## Short exercise
Read the records below. Copy each line where the string "such" occurs.

## Task data
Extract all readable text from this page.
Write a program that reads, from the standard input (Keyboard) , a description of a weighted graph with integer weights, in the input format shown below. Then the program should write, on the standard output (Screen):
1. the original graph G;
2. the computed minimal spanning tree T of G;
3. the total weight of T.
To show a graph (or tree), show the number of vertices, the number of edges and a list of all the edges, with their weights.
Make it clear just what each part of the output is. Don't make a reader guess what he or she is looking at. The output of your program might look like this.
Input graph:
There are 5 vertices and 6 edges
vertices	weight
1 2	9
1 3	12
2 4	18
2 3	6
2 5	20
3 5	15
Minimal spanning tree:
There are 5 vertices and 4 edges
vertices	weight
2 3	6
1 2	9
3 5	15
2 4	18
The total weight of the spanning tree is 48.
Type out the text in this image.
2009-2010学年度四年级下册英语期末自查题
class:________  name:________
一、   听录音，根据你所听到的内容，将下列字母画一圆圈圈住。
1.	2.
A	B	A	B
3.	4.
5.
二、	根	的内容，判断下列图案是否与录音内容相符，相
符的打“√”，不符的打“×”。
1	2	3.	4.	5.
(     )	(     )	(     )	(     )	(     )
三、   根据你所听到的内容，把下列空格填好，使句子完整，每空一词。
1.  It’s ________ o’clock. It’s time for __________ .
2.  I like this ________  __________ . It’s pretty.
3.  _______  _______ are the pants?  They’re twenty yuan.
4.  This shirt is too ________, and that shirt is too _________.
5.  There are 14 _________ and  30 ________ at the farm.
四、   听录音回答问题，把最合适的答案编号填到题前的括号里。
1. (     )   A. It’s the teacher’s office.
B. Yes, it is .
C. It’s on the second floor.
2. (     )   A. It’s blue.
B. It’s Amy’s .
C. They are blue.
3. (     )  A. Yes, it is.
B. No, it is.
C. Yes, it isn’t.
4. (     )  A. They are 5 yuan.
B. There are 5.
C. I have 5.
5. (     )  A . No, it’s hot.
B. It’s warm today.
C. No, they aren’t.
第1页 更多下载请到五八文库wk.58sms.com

==

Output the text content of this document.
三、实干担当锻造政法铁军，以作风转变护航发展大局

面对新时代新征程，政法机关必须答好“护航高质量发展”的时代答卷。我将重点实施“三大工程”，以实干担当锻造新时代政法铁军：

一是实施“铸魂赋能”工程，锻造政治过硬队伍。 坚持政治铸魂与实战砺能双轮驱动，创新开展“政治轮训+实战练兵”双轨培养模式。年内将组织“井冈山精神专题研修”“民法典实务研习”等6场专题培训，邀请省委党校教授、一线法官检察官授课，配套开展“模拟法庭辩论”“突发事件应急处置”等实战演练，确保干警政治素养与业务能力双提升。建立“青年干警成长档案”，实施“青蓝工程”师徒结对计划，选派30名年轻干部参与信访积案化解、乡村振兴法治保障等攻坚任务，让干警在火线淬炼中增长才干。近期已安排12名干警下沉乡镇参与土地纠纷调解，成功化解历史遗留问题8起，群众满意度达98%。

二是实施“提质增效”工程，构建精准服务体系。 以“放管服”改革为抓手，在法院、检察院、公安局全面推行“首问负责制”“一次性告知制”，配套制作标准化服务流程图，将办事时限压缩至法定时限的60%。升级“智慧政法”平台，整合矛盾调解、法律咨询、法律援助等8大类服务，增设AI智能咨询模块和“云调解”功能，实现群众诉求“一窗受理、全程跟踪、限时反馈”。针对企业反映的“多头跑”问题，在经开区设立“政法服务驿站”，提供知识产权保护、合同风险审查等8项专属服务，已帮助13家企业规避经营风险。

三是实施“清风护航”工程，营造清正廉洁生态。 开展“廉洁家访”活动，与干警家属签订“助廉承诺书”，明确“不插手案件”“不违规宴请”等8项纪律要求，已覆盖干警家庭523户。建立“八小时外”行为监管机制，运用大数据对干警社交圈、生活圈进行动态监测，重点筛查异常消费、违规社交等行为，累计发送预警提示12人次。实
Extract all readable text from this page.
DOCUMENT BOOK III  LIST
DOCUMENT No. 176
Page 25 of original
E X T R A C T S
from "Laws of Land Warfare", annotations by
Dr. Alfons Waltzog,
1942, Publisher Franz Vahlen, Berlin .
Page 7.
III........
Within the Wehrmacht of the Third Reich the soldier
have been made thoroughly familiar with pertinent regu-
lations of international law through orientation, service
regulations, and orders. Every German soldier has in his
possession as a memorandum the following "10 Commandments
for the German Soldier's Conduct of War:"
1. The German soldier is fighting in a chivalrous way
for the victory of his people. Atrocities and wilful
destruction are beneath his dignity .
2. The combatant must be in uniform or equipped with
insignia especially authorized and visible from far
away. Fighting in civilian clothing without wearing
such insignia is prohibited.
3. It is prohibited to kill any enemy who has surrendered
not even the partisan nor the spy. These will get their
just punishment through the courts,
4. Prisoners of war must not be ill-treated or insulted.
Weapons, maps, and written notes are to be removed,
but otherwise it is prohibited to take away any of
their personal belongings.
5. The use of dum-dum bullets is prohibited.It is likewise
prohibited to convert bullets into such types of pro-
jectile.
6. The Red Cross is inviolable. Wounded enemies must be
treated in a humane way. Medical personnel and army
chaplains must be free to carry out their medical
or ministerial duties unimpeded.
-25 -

--

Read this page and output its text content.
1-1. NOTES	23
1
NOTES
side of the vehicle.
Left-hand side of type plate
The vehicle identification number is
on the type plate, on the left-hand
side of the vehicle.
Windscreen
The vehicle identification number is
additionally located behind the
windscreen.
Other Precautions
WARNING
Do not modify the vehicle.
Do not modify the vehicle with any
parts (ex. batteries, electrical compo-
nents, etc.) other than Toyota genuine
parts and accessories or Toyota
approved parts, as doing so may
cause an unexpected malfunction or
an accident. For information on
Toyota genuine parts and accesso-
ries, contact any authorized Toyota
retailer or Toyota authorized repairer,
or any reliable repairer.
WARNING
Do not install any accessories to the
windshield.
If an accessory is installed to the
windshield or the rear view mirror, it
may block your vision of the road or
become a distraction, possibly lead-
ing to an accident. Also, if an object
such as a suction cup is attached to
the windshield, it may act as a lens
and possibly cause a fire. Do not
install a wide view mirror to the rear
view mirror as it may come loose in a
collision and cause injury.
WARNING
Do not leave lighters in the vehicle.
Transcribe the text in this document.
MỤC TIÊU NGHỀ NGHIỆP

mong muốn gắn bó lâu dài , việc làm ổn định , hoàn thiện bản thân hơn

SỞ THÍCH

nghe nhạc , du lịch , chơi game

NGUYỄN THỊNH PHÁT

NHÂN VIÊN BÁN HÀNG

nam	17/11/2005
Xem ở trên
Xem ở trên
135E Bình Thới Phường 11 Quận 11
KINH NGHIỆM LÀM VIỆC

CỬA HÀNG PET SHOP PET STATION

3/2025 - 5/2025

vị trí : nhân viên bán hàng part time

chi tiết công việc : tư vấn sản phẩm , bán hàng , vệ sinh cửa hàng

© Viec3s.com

## Solution to the problem
such insignia is prohibited.
prohibited to convert bullets into such types of pro-
such as a suction cup is attached to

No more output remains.